> **Data provided**

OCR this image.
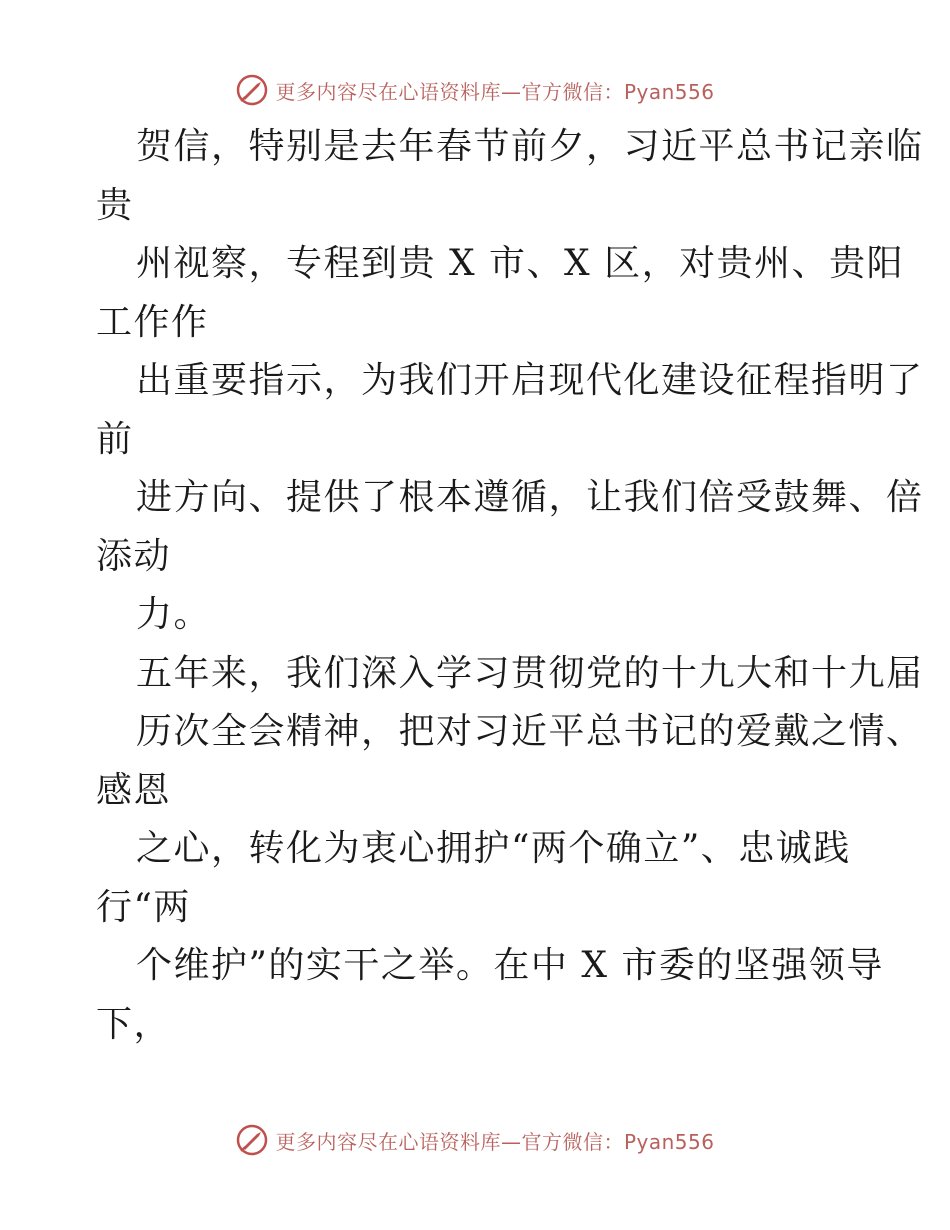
更多内容尽在心语资料库—官方微信：Pyan556
贺信，特别是去年春节前夕，习近平总书记亲临
贵
州视察，专程到贵 X 市、X 区，对贵州、贵阳
工作作
出重要指示，为我们开启现代化建设征程指明了
前
进方向、提供了根本遵循，让我们倍受鼓舞、倍
添动
力。
五年来，我们深入学习贯彻党的十九大和十九届
历次全会精神，把对习近平总书记的爱戴之情、
感恩
之心，转化为衷心拥护“两个确立”、忠诚践
行“两
个维护”的实干之举。在中 X 市委的坚强领导
下，
更多内容尽在心语资料库—官方微信：Pyan556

> **Objective**
Without the pictures, restate all the entries above exactly.

> **Complete answer**
OCR this image.
更多内容尽在心语资料库—官方微信：Pyan556
贺信，特别是去年春节前夕，习近平总书记亲临
贵
州视察，专程到贵 X 市、X 区，对贵州、贵阳
工作作
出重要指示，为我们开启现代化建设征程指明了
前
进方向、提供了根本遵循，让我们倍受鼓舞、倍
添动
力。
五年来，我们深入学习贯彻党的十九大和十九届
历次全会精神，把对习近平总书记的爱戴之情、
感恩
之心，转化为衷心拥护“两个确立”、忠诚践
行“两
个维护”的实干之举。在中 X 市委的坚强领导
下，
更多内容尽在心语资料库—官方微信：Pyan556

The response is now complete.